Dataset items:
================================

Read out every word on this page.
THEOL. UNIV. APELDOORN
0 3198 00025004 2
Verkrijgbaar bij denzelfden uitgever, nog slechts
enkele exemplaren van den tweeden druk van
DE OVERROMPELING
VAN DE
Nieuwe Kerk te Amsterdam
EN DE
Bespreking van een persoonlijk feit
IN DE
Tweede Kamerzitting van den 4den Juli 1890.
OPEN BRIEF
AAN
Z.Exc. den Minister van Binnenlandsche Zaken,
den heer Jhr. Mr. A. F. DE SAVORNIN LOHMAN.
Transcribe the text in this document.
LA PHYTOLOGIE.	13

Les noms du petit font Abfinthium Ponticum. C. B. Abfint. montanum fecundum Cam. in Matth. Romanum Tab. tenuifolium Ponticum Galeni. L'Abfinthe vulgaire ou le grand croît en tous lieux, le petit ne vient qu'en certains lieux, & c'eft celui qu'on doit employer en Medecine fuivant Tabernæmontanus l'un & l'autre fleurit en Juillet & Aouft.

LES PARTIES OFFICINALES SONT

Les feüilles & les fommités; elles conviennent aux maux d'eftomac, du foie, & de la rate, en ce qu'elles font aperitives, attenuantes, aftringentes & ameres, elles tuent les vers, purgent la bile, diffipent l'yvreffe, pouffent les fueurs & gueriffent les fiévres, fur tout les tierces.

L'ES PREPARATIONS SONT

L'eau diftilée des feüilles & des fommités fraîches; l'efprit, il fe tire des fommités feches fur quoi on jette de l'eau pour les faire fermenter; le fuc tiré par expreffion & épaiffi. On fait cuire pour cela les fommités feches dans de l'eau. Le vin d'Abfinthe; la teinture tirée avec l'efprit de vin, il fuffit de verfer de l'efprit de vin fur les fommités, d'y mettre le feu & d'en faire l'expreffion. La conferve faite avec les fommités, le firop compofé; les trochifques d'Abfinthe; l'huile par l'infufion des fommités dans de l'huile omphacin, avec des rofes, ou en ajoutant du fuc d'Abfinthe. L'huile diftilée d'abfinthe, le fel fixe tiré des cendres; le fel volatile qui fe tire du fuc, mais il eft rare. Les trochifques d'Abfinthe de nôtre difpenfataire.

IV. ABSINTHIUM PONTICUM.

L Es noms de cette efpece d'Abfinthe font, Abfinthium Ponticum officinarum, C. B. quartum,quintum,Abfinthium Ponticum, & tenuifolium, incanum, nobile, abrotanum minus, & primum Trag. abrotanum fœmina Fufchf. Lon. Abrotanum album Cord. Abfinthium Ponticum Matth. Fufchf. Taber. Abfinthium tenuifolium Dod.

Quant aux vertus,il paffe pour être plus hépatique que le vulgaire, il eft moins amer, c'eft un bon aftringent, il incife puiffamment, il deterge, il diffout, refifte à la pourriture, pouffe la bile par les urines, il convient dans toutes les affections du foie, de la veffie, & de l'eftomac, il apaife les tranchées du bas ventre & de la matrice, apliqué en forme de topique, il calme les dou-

================================

* REQUIRED WORK: Find the string "tenuifolium" in the records, then copy each line where it occurs.

* ANSWER TO THIS EXERCISE:
Les noms du petit font Abfinthium Ponticum. C. B. Abfint. montanum fecundum Cam. in Matth. Romanum Tab. tenuifolium Ponticum Galeni. L'Abfinthe vulgaire ou le grand croît en tous lieux, le petit ne vient qu'en certains lieux, & c'eft celui qu'on doit employer en Medecine fuivant Tabernæmontanus l'un & l'autre fleurit en Juillet & Aouft.
L Es noms de cette efpece d'Abfinthe font, Abfinthium Ponticum officinarum, C. B. quartum,quintum,Abfinthium Ponticum, & tenuifolium, incanum, nobile, abrotanum minus, & primum Trag. abrotanum fœmina Fufchf. Lon. Abrotanum album Cord. Abfinthium Ponticum Matth. Fufchf. Taber. Abfinthium tenuifolium Dod.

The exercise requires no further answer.